### EXERCISE OBJECTIVE:
Sift the listing for lines that hold the string "series" and pull them out.

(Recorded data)
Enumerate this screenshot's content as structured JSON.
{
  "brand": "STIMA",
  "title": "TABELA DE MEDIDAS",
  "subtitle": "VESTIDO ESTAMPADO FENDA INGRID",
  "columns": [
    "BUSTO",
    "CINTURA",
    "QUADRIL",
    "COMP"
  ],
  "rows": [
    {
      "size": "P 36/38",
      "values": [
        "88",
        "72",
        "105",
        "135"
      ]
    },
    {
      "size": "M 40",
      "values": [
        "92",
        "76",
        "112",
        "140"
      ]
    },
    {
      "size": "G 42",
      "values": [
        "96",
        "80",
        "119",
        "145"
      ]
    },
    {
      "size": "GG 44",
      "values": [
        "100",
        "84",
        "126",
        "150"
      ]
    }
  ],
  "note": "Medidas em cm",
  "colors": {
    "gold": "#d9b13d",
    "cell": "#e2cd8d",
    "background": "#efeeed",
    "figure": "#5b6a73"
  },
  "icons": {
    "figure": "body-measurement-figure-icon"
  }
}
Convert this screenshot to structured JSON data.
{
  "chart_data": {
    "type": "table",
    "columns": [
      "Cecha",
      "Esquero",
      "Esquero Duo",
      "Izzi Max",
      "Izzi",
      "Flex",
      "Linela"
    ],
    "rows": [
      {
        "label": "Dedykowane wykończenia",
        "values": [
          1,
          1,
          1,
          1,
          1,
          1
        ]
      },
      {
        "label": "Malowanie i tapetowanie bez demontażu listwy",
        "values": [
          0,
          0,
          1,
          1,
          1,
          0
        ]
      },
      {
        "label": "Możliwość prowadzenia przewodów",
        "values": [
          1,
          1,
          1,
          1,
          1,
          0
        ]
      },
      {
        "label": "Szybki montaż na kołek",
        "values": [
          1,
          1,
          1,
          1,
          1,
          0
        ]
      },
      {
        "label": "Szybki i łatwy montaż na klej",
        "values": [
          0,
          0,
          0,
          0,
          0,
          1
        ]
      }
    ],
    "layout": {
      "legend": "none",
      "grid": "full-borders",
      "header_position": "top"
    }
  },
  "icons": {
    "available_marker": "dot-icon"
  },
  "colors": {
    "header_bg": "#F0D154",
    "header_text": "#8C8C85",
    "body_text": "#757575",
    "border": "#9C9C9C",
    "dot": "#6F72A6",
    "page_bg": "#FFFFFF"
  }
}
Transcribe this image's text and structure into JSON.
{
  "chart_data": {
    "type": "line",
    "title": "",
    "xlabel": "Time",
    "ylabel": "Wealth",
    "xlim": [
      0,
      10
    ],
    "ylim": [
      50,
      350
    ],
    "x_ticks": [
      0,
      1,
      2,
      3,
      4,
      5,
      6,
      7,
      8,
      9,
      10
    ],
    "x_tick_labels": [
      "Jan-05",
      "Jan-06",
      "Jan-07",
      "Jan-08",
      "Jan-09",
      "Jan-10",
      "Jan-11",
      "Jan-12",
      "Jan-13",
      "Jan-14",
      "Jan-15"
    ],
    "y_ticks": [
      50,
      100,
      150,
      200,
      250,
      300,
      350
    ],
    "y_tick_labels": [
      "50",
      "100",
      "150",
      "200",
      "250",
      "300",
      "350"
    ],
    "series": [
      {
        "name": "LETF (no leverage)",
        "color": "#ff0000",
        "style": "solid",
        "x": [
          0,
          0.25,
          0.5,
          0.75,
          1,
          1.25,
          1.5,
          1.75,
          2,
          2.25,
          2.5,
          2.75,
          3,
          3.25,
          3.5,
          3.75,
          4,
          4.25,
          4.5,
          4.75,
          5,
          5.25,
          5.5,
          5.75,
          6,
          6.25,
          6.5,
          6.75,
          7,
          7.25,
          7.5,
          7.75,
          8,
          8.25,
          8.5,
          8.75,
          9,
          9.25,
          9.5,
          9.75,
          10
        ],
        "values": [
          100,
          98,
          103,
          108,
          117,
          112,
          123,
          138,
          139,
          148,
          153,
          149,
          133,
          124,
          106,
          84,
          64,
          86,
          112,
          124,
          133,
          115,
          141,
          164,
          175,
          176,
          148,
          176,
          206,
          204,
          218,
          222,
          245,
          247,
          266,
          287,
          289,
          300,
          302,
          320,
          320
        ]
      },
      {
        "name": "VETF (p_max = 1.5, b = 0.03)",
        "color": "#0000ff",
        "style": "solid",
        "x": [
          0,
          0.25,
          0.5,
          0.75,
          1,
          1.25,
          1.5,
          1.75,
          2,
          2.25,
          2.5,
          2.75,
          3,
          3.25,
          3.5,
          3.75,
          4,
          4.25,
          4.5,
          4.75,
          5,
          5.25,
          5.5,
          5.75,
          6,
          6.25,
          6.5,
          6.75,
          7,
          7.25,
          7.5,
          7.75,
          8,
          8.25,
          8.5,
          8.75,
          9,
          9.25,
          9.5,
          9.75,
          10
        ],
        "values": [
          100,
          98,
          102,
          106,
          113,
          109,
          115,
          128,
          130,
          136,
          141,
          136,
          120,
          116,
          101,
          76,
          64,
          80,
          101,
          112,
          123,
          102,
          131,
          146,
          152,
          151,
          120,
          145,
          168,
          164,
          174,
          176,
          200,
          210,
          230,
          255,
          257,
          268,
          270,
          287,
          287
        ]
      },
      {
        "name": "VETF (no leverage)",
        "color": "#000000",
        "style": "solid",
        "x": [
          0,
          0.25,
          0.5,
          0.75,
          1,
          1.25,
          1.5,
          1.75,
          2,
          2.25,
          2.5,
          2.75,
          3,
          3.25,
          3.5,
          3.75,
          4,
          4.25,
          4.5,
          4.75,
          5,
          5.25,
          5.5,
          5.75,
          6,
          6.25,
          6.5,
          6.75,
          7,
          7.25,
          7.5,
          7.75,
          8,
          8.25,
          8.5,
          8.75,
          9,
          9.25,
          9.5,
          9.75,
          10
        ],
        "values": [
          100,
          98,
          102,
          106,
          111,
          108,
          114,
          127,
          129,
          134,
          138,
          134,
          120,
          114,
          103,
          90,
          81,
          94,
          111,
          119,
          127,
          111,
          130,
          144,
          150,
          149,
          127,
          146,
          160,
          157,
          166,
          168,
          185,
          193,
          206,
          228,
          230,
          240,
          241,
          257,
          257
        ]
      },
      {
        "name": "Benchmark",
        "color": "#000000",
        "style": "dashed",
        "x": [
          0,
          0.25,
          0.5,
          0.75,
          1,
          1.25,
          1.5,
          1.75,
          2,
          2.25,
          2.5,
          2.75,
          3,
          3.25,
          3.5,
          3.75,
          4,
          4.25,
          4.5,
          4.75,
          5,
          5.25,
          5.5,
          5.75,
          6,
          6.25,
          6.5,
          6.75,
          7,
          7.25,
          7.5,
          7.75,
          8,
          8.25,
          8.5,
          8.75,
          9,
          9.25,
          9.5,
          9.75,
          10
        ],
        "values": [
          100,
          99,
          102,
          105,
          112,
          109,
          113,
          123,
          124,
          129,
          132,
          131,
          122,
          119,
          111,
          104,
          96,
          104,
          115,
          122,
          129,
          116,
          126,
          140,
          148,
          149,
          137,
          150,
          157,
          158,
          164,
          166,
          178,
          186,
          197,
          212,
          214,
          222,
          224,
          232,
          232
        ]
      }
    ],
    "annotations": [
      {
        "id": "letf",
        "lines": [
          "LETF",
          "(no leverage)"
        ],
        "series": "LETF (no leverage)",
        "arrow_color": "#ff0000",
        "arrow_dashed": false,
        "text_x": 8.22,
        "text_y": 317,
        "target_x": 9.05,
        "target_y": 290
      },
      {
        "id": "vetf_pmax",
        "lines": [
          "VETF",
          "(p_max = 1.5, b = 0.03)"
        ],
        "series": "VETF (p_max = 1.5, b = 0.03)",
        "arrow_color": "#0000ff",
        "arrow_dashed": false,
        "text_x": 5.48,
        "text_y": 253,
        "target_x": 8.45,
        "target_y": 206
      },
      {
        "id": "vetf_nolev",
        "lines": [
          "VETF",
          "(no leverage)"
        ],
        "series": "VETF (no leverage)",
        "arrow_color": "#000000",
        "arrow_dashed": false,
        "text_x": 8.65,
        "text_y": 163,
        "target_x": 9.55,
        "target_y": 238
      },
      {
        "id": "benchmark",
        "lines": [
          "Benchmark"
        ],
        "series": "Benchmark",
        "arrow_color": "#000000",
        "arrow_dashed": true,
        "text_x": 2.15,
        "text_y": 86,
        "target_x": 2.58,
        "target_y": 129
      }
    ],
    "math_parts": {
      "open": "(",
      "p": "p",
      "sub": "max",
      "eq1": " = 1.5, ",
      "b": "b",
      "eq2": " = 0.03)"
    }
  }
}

### TASK RESULT:
    "series": [
        "series": "LETF (no leverage)",
        "series": "VETF (p_max = 1.5, b = 0.03)",
        "series": "VETF (no leverage)",
        "series": "Benchmark",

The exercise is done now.